Bring together all lines of the material below that contain the string "this".

· · · · · · ·

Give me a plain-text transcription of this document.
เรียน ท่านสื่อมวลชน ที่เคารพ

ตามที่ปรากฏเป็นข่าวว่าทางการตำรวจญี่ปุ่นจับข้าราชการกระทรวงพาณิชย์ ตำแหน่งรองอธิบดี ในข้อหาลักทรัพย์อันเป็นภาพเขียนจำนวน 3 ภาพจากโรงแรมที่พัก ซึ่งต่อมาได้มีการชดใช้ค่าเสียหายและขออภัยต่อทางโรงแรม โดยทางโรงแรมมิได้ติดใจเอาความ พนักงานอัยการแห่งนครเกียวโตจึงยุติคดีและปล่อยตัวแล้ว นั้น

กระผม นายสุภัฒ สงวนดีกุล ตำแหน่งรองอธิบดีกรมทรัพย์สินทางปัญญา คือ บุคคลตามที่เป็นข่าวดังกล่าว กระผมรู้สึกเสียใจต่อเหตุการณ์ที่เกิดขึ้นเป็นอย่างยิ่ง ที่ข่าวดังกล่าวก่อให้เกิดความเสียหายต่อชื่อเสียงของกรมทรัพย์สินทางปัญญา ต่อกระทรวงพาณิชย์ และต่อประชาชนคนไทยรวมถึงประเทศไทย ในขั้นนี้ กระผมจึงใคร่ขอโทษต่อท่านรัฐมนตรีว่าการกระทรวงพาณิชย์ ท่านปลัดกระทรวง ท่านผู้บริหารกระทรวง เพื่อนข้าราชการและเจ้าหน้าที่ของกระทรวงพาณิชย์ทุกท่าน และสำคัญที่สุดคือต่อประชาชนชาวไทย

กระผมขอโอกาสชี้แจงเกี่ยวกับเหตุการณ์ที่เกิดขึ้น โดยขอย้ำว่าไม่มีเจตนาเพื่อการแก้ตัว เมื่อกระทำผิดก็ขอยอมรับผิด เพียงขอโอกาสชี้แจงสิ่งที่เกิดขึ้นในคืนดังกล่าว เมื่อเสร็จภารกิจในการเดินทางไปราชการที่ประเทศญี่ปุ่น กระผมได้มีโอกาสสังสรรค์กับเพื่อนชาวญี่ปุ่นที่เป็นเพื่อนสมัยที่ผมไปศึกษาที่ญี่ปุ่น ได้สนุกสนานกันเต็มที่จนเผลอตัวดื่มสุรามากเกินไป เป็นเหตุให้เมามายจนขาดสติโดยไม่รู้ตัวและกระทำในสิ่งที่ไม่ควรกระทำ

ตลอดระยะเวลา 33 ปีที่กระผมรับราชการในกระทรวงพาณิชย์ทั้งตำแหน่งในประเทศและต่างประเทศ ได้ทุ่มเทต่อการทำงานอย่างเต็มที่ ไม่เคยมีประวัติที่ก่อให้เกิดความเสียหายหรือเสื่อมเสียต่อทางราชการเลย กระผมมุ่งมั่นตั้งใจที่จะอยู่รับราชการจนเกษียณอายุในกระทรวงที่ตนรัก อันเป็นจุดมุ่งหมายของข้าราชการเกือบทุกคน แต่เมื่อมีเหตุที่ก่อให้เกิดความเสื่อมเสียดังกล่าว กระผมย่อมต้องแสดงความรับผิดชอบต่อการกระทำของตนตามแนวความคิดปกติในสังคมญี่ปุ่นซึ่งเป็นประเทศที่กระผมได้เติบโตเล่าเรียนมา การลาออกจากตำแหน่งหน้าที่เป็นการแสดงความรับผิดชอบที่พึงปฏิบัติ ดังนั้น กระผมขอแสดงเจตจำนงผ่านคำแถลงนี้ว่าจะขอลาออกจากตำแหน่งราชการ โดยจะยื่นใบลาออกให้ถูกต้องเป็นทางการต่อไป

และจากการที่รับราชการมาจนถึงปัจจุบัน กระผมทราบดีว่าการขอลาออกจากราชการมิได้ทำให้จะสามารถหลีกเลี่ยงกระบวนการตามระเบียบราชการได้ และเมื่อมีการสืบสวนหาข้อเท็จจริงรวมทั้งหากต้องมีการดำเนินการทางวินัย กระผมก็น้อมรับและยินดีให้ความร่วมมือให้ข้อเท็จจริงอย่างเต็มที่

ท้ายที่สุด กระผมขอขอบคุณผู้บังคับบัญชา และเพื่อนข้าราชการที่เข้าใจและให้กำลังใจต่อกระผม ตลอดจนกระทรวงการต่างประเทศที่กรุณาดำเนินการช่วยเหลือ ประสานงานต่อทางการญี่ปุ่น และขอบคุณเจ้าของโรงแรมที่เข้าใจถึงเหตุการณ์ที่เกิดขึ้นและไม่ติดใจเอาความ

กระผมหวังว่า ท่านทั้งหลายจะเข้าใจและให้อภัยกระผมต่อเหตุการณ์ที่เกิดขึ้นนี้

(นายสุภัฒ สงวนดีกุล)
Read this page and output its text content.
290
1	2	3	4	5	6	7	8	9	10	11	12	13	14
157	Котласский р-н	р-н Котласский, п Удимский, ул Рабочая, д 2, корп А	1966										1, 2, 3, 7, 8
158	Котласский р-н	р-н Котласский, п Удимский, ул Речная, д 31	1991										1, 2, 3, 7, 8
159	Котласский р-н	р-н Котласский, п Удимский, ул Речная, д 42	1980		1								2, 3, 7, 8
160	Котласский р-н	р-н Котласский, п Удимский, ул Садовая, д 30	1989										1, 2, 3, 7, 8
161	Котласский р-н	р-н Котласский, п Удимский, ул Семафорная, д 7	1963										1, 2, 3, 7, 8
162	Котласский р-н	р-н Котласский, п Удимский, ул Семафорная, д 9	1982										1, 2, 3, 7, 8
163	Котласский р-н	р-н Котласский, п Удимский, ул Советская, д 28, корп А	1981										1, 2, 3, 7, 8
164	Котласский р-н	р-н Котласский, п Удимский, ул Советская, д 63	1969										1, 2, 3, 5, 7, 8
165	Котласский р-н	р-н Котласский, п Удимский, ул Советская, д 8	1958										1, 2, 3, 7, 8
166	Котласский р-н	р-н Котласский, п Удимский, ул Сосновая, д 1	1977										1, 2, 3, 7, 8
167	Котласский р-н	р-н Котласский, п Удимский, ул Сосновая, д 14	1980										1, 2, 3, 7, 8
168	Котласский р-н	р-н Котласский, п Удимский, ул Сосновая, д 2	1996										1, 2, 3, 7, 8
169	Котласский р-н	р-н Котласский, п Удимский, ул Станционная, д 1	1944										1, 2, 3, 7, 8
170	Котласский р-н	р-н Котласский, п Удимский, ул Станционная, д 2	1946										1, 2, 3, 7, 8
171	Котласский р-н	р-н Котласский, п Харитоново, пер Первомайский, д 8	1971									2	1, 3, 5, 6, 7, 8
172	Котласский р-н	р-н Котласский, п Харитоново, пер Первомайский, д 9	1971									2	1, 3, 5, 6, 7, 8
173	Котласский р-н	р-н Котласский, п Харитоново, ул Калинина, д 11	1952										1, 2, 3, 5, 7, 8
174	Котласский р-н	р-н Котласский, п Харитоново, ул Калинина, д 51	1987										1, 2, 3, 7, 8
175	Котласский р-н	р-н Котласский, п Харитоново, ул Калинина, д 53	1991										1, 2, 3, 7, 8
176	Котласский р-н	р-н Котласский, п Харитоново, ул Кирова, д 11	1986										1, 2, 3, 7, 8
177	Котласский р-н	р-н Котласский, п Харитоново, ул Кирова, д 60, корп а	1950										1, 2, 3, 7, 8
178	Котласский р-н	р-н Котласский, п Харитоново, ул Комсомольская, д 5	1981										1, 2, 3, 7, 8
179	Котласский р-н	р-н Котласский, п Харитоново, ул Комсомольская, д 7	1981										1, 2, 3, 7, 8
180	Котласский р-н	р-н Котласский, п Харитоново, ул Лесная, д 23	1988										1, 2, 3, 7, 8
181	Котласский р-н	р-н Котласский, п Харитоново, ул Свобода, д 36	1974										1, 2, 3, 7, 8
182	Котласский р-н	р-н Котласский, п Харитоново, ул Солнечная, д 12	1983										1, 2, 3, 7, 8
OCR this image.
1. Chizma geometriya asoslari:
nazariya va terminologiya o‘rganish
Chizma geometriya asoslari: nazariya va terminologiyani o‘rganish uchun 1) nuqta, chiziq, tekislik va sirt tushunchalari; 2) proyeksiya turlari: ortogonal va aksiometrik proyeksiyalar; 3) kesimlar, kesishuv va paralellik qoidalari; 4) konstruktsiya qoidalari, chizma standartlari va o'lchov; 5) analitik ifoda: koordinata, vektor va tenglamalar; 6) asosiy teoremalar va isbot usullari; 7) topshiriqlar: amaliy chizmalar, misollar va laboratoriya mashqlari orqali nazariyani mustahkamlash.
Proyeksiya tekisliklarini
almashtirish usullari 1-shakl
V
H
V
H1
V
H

· · · · · · ·

**Reply to the task**
Give me a plain-text transcription of this document.
Read this page and output its text content.
OCR this image.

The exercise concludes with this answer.